→ **Task list**:
1. According to the RankingSHAP publication record, on which pages of the proceedings does the paper appear?
2. Extend the RankingSHAP publication record past its final line, keeping the same format.

→ **Source text**:
-- -- --

RankingSHAP - Faithful Listwise Feature Attribution Explanations for Ranking Models

Open Access
Authors
Publication date 2025
Book title SIGIR '25
Book subtitle Proceedings of the 48th International ACM SIGIR Conference on Research and Development in Information Retrieval : July 13-18, 2025, Padua, Italy
ISBN (electronic)
  • 9798400715921
Event 48th International ACM SIGIR Conference on Research and Development in Information Retrieval, SIGIR 2025
Pages (from-to) 381-391
Number of pages 11
Publisher New York, NY: Association for Computing Machinery
Organisations
  • Faculty of Science (FNWI) - Informatics Institute (IVI)

-- -- --

→ **Supplied data**:
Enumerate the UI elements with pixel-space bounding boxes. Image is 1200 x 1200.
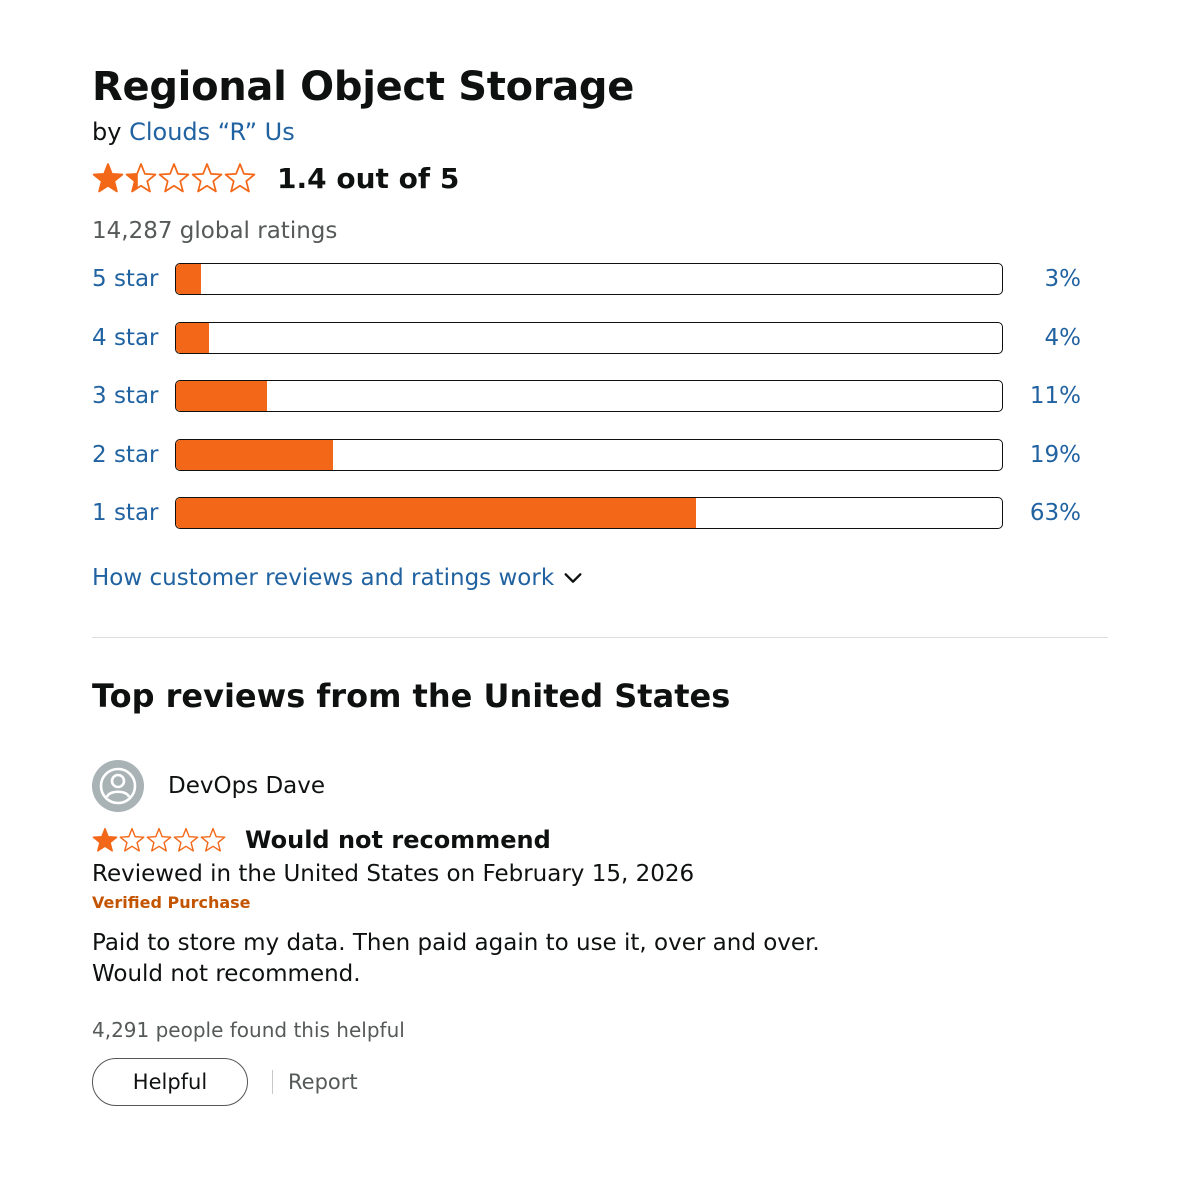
review-body-line: Paid to store my data. Then paid again t… bbox=[92, 929, 820, 956]
helpful-button[interactable]: Helpful bbox=[92, 1057, 248, 1106]
histogram-percent[interactable]: 19% bbox=[1003, 442, 1081, 468]
section-divider bbox=[92, 636, 1108, 638]
histogram-bar[interactable] bbox=[175, 263, 1003, 295]
star-icon bbox=[158, 163, 190, 193]
histogram-percent[interactable]: 4% bbox=[1003, 325, 1082, 351]
histogram-row[interactable]: 1 star 63% bbox=[92, 496, 1108, 530]
histogram-bar[interactable] bbox=[175, 438, 1003, 471]
star-icon bbox=[92, 163, 124, 193]
average-rating-row: 1.4 out of 5 bbox=[92, 160, 1108, 196]
histogram-star-label[interactable]: 5 star bbox=[92, 266, 175, 292]
histogram-star-label[interactable]: 2 star bbox=[92, 442, 175, 468]
star-icon bbox=[119, 827, 145, 852]
histogram-bar-fill bbox=[176, 322, 210, 353]
byline-prefix: by bbox=[92, 118, 122, 146]
histogram-row[interactable]: 3 star 11% bbox=[92, 379, 1108, 413]
histogram-bar[interactable] bbox=[175, 497, 1003, 530]
star-icon bbox=[200, 827, 226, 852]
review-body: Paid to store my data. Then paid again t… bbox=[92, 928, 1108, 990]
star-icon bbox=[92, 827, 118, 852]
histogram-bar-fill bbox=[176, 439, 333, 470]
histogram-percent[interactable]: 11% bbox=[1003, 383, 1081, 409]
histogram-bar[interactable] bbox=[175, 321, 1003, 354]
review-card: DevOps Dave Would not recommend Reviewed… bbox=[92, 759, 1108, 1106]
histogram-star-label[interactable]: 1 star bbox=[92, 500, 175, 526]
review-star-rating bbox=[92, 827, 227, 853]
review-body-line: Would not recommend. bbox=[92, 960, 361, 987]
histogram-percent[interactable]: 3% bbox=[1003, 266, 1082, 292]
how-reviews-work-label: How customer reviews and ratings work bbox=[92, 564, 555, 591]
rating-histogram: 5 star 3% 4 star 4% 3 star 11% 2 star 19% 1 star… bbox=[92, 262, 1108, 530]
helpful-count: 4,291 people found this helpful bbox=[92, 1017, 405, 1042]
product-title: Regional Object Storage bbox=[92, 64, 635, 110]
histogram-bar[interactable] bbox=[175, 380, 1003, 413]
histogram-star-label[interactable]: 4 star bbox=[92, 325, 175, 351]
reviewer-name: DevOps Dave bbox=[168, 772, 326, 799]
average-rating-label: 1.4 out of 5 bbox=[277, 161, 460, 195]
histogram-row[interactable]: 4 star 4% bbox=[92, 321, 1108, 355]
star-icon bbox=[146, 827, 172, 852]
average-star-rating[interactable] bbox=[92, 162, 257, 194]
review-date: Reviewed in the United States on Februar… bbox=[92, 860, 695, 887]
reviewer-profile[interactable]: DevOps Dave bbox=[92, 759, 1108, 812]
report-link[interactable]: Report bbox=[288, 1070, 358, 1094]
histogram-bar-fill bbox=[176, 264, 201, 294]
brand-link[interactable]: Clouds “R” Us bbox=[129, 118, 295, 146]
user-avatar-icon bbox=[92, 759, 144, 812]
top-reviews-heading: Top reviews from the United States bbox=[92, 676, 731, 715]
review-header: Would not recommend bbox=[92, 824, 1108, 856]
byline: by Clouds “R” Us bbox=[92, 116, 1108, 148]
star-icon bbox=[224, 163, 256, 193]
histogram-bar-fill bbox=[176, 381, 267, 412]
histogram-bar-fill bbox=[176, 498, 697, 529]
review-actions: Helpful Report bbox=[92, 1057, 1108, 1106]
star-icon bbox=[191, 163, 223, 193]
histogram-percent[interactable]: 63% bbox=[1003, 500, 1081, 526]
review-title[interactable]: Would not recommend bbox=[245, 826, 551, 854]
star-icon bbox=[125, 163, 157, 193]
histogram-row[interactable]: 2 star 19% bbox=[92, 438, 1108, 472]
review-summary-page: Regional Object Storage by Clouds “R” Us… bbox=[92, 62, 1108, 1106]
chevron-down-icon bbox=[564, 573, 582, 583]
global-ratings-count: 14,287 global ratings bbox=[92, 218, 338, 244]
star-icon bbox=[173, 827, 199, 852]
action-separator bbox=[272, 1069, 273, 1094]
how-reviews-work-link[interactable]: How customer reviews and ratings work bbox=[92, 565, 584, 591]
verified-purchase-badge: Verified Purchase bbox=[92, 892, 251, 912]
histogram-row[interactable]: 5 star 3% bbox=[92, 262, 1108, 296]
histogram-star-label[interactable]: 3 star bbox=[92, 383, 175, 409]
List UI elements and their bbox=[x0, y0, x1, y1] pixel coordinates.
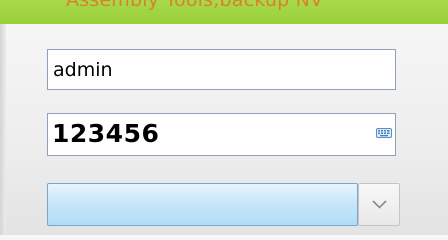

-- -- --

→ **Answer set**:
1. Pages 381 to 391.

2.
Abstract

While SHAP (SHapley Additive exPlanations) and other feature attribution methods are commonly employed to explain model predictions, their application within information retrieval (IR), particularly for complex outputs such as ranked lists, remains limited. Existing attribution methods typically provide pointwise explanations, focusing on why a single document received a high-ranking score, rather than considering the relationships between documents in a ranked list. We present three key contributions to address this gap. First, we rigorously define listwise feature attribution for ranking models. Secondly, we introduce RankingSHAP, extending the popular SHAP framework to accommodate listwise ranking attribution, addressing a significant methodological gap in the field. Third, we propose two novel evaluation paradigms for assessing the faithfulness of attributions in learning-to-rank models, measuring the correctness and completeness of the explanation with respect to different aspects. Through experiments on standard learning-to-rank datasets, we demonstrate RankingSHAP’s practical application while identifying the constraints of selection-based explanations. We further employ a simulated study with an interpretable model to showcase how listwise ranking attributions can be used to examine model decisions and conduct a qualitative evaluation of explanations. Due to the contrastive nature of the ranking task, our understanding of ranking model decisions can substantially benefit from feature attribution explanations like RankingSHAP.

Document type Conference contribution
Language English
Published at https://doi.org/10.1145/3726302.3729971
Other links https://www.scopus.com/pages/publications/105011820721
Downloads
3726302.3729971 (Final published version)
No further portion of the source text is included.